## start DATASET ENTRIES
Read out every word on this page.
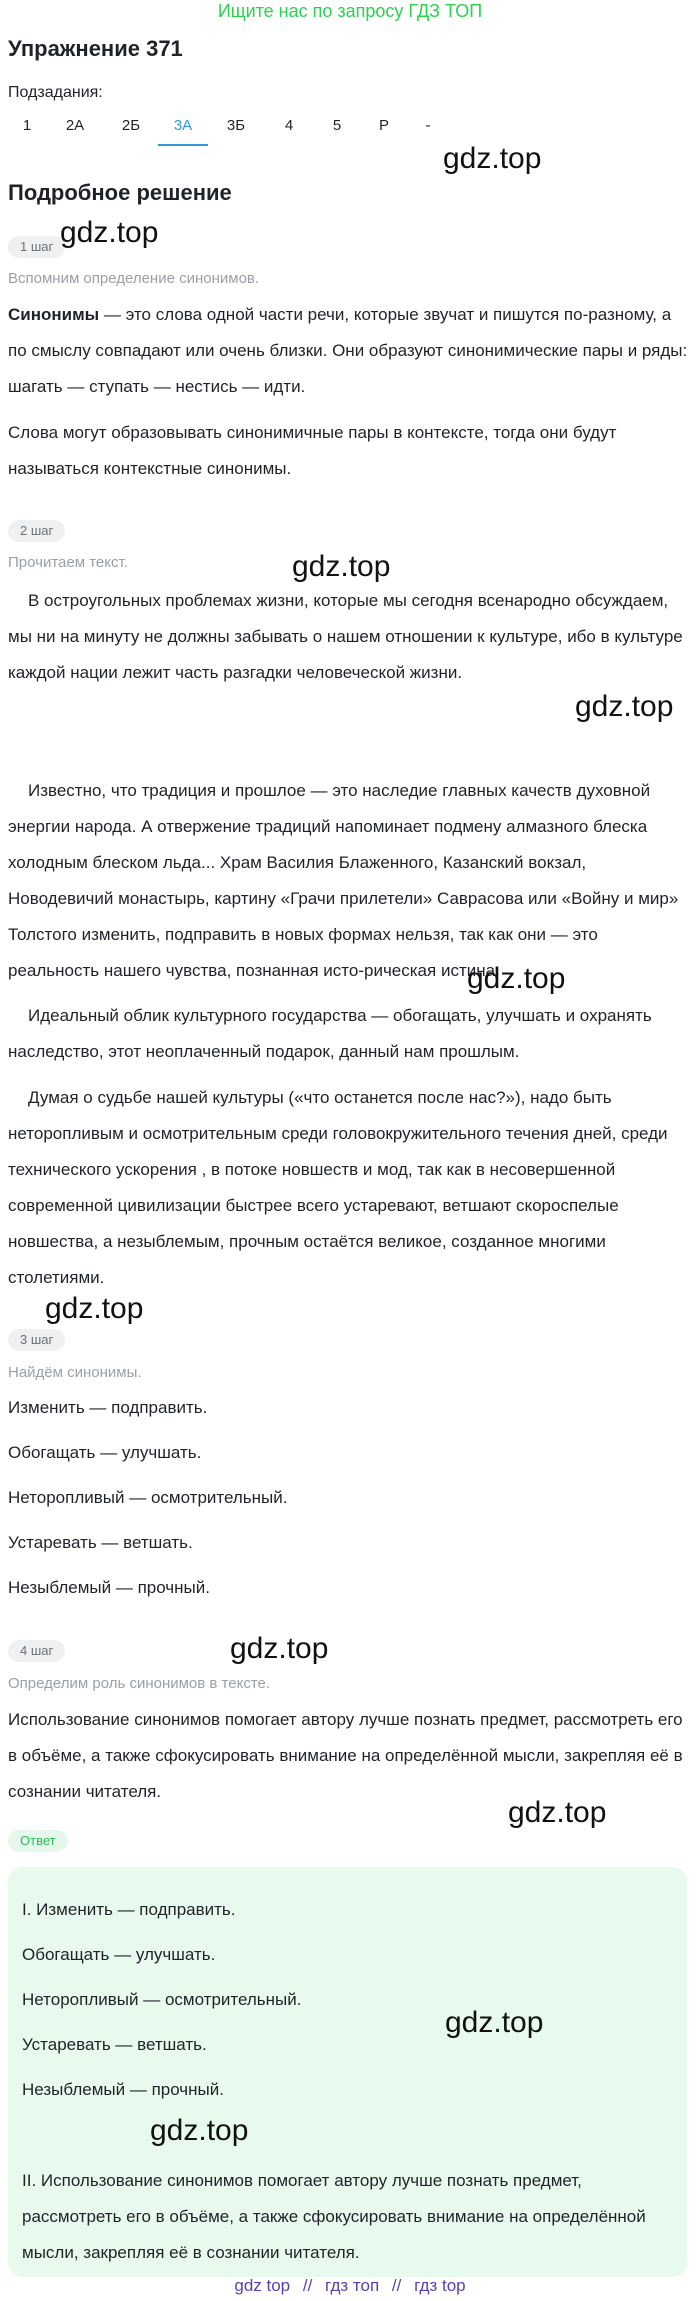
Ищите нас по запросу ГДЗ ТОП
Упражнение 371
Подзадания:
1	2А	2Б	3А	3Б	4	5	Р	-
gdz.top
Подробное решение
1 шаг gdz.top
Вспомним определение синонимов.

Синонимы — это слова одной части речи, которые звучат и пишутся по-разному, а по смыслу совпадают или очень близки. Они образуют синонимические пары и ряды: шагать — ступать — нестись — идти.

Слова могут образовывать синонимичные пары в контексте, тогда они будут называться контекстные синонимы.

2 шаг
Прочитаем текст.	gdz.top

В остроугольных проблемах жизни, которые мы сегодня всенародно обсуждаем, мы ни на минуту не должны забывать о нашем отношении к культуре, ибо в культуре каждой нации лежит часть разгадки человеческой жизни.

gdz.top

Известно, что традиция и прошлое — это наследие главных качеств духовной энергии народа. А отвержение традиций напоминает подмену алмазного блеска холодным блеском льда... Храм Василия Блаженного, Казанский вокзал, Новодевичий монастырь, картину «Грачи прилетели» Саврасова или «Войну и мир» Толстого изменить, подправить в новых формах нельзя, так как они — это реальность нашего чувства, познанная исто-рическая истина.

gdz.top

Идеальный облик культурного государства — обогащать, улучшать и охранять наследство, этот неоплаченный подарок, данный нам прошлым.

Думая о судьбе нашей культуры («что останется после нас?»), надо быть неторопливым и осмотрительным среди головокружительного течения дней, среди технического ускорения , в потоке новшеств и мод, так как в несовершенной современной цивилизации быстрее всего устаревают, ветшают скороспелые новшества, а незыблемым, прочным остаётся великое, созданное многими столетиями.

gdz.top
3 шаг
Найдём синонимы.
Изменить — подправить.
Обогащать — улучшать.
Неторопливый — осмотрительный.
Устаревать — ветшать.
Незыблемый — прочный.
4 шаг	gdz.top
Определим роль синонимов в тексте.

Использование синонимов помогает автору лучше познать предмет, рассмотреть его в объёме, а также сфокусировать внимание на определённой мысли, закрепляя её в сознании читателя.

gdz.top
Ответ
I. Изменить — подправить.
Обогащать — улучшать.
Неторопливый — осмотрительный.
gdz.top
Устаревать — ветшать.
Незыблемый — прочный.
gdz.top

II. Использование синонимов помогает автору лучше познать предмет, рассмотреть его в объёме, а также сфокусировать внимание на определённой мысли, закрепляя её в сознании читателя.

gdz top // гдз топ // гдз top
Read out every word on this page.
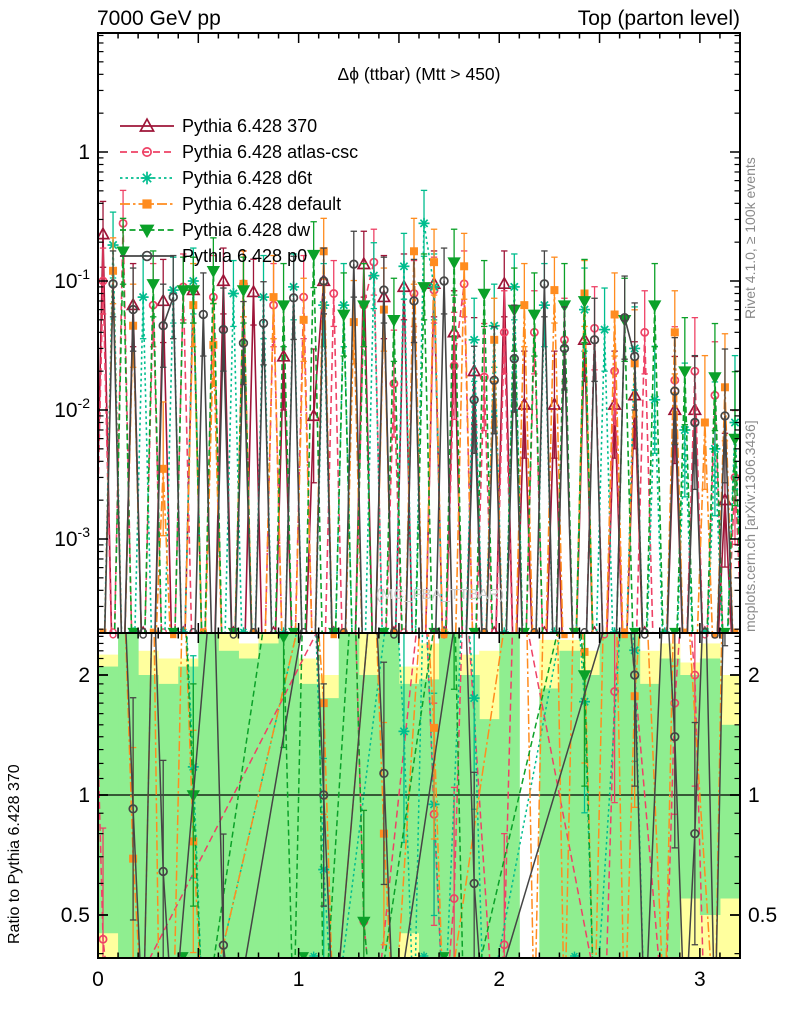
1
$10^{-1}$
$10^{-2}$
$10^{-3}$
2	2
1	1
0.5	0.5
0	1	2	3
7000 GeV pp	Top (parton level)
Δϕ (ttbar) (Mtt > 450)
(MC_FBA_TTBAR)
Rivet 4.1.0, ≥ 100k events
mcplots.cern.ch [arXiv:1306.3436]
Ratio to Pythia 6.428 370
Pythia 6.428 370
Pythia 6.428 atlas-csc
Pythia 6.428 d6t
Pythia 6.428 default
Pythia 6.428 dw
Pythia 6.428 p0
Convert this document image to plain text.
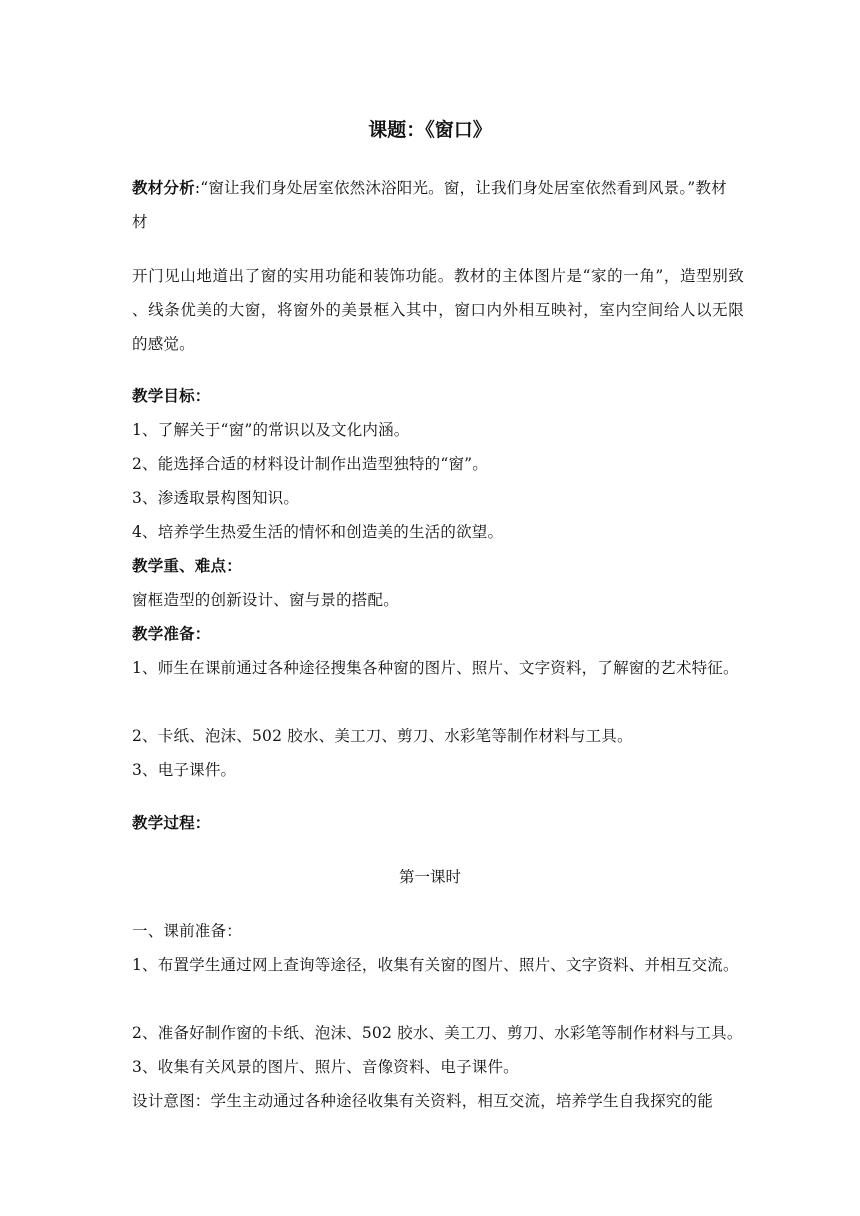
课题：《窗口》
教材分析:“窗让我们身处居室依然沐浴阳光。窗，让我们身处居室依然看到风景。”教材
材
开门见山地道出了窗的实用功能和装饰功能。教材的主体图片是“家的一角”，造型别致 、线条优美的大窗，将窗外的美景框入其中，窗口内外相互映衬，室内空间给人以无限的感觉。
教学目标：
1、了解关于“窗”的常识以及文化内涵。
2、能选择合适的材料设计制作出造型独特的“窗”。
3、渗透取景构图知识。
4、培养学生热爱生活的情怀和创造美的生活的欲望。
教学重、难点：
窗框造型的创新设计、窗与景的搭配。
教学准备：
1、师生在课前通过各种途径搜集各种窗的图片、照片、文字资料，了解窗的艺术特征。
2、卡纸、泡沫、502 胶水、美工刀、剪刀、水彩笔等制作材料与工具。
3、电子课件。
教学过程：
第一课时
一、课前准备：
1、布置学生通过网上查询等途径，收集有关窗的图片、照片、文字资料、并相互交流。
2、准备好制作窗的卡纸、泡沫、502 胶水、美工刀、剪刀、水彩笔等制作材料与工具。
3、收集有关风景的图片、照片、音像资料、电子课件。
设计意图：学生主动通过各种途径收集有关资料，相互交流，培养学生自我探究的能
## end DATASET ENTRIES
WHAT THIS TASK INVOLVES: Copy every record above exactly, leaving out any pictures.

SOLUTION TO THIS TASK:
Read out every word on this page.
Ищите нас по запросу ГДЗ ТОП
Упражнение 371
Подзадания:
1	2А	2Б	3А	3Б	4	5	Р	-
gdz.top
Подробное решение
1 шаг gdz.top
Вспомним определение синонимов.

Синонимы — это слова одной части речи, которые звучат и пишутся по-разному, а по смыслу совпадают или очень близки. Они образуют синонимические пары и ряды: шагать — ступать — нестись — идти.

Слова могут образовывать синонимичные пары в контексте, тогда они будут называться контекстные синонимы.

2 шаг
Прочитаем текст.	gdz.top

В остроугольных проблемах жизни, которые мы сегодня всенародно обсуждаем, мы ни на минуту не должны забывать о нашем отношении к культуре, ибо в культуре каждой нации лежит часть разгадки человеческой жизни.

gdz.top

Известно, что традиция и прошлое — это наследие главных качеств духовной энергии народа. А отвержение традиций напоминает подмену алмазного блеска холодным блеском льда... Храм Василия Блаженного, Казанский вокзал, Новодевичий монастырь, картину «Грачи прилетели» Саврасова или «Войну и мир» Толстого изменить, подправить в новых формах нельзя, так как они — это реальность нашего чувства, познанная исто-рическая истина.

gdz.top

Идеальный облик культурного государства — обогащать, улучшать и охранять наследство, этот неоплаченный подарок, данный нам прошлым.

Думая о судьбе нашей культуры («что останется после нас?»), надо быть неторопливым и осмотрительным среди головокружительного течения дней, среди технического ускорения , в потоке новшеств и мод, так как в несовершенной современной цивилизации быстрее всего устаревают, ветшают скороспелые новшества, а незыблемым, прочным остаётся великое, созданное многими столетиями.

gdz.top
3 шаг
Найдём синонимы.
Изменить — подправить.
Обогащать — улучшать.
Неторопливый — осмотрительный.
Устаревать — ветшать.
Незыблемый — прочный.
4 шаг	gdz.top
Определим роль синонимов в тексте.

Использование синонимов помогает автору лучше познать предмет, рассмотреть его в объёме, а также сфокусировать внимание на определённой мысли, закрепляя её в сознании читателя.

gdz.top
Ответ
I. Изменить — подправить.
Обогащать — улучшать.
Неторопливый — осмотрительный.
gdz.top
Устаревать — ветшать.
Незыблемый — прочный.
gdz.top

II. Использование синонимов помогает автору лучше познать предмет, рассмотреть его в объёме, а также сфокусировать внимание на определённой мысли, закрепляя её в сознании читателя.

gdz top // гдз топ // гдз top
Read out every word on this page.
1
$10^{-1}$
$10^{-2}$
$10^{-3}$
2	2
1	1
0.5	0.5
0	1	2	3
7000 GeV pp	Top (parton level)
Δϕ (ttbar) (Mtt > 450)
(MC_FBA_TTBAR)
Rivet 4.1.0, ≥ 100k events
mcplots.cern.ch [arXiv:1306.3436]
Ratio to Pythia 6.428 370
Pythia 6.428 370
Pythia 6.428 atlas-csc
Pythia 6.428 d6t
Pythia 6.428 default
Pythia 6.428 dw
Pythia 6.428 p0
Convert this document image to plain text.
课题：《窗口》
教材分析:“窗让我们身处居室依然沐浴阳光。窗，让我们身处居室依然看到风景。”教材
材
开门见山地道出了窗的实用功能和装饰功能。教材的主体图片是“家的一角”，造型别致 、线条优美的大窗，将窗外的美景框入其中，窗口内外相互映衬，室内空间给人以无限的感觉。
教学目标：
1、了解关于“窗”的常识以及文化内涵。
2、能选择合适的材料设计制作出造型独特的“窗”。
3、渗透取景构图知识。
4、培养学生热爱生活的情怀和创造美的生活的欲望。
教学重、难点：
窗框造型的创新设计、窗与景的搭配。
教学准备：
1、师生在课前通过各种途径搜集各种窗的图片、照片、文字资料，了解窗的艺术特征。
2、卡纸、泡沫、502 胶水、美工刀、剪刀、水彩笔等制作材料与工具。
3、电子课件。
教学过程：
第一课时
一、课前准备：
1、布置学生通过网上查询等途径，收集有关窗的图片、照片、文字资料、并相互交流。
2、准备好制作窗的卡纸、泡沫、502 胶水、美工刀、剪刀、水彩笔等制作材料与工具。
3、收集有关风景的图片、照片、音像资料、电子课件。
设计意图：学生主动通过各种途径收集有关资料，相互交流，培养学生自我探究的能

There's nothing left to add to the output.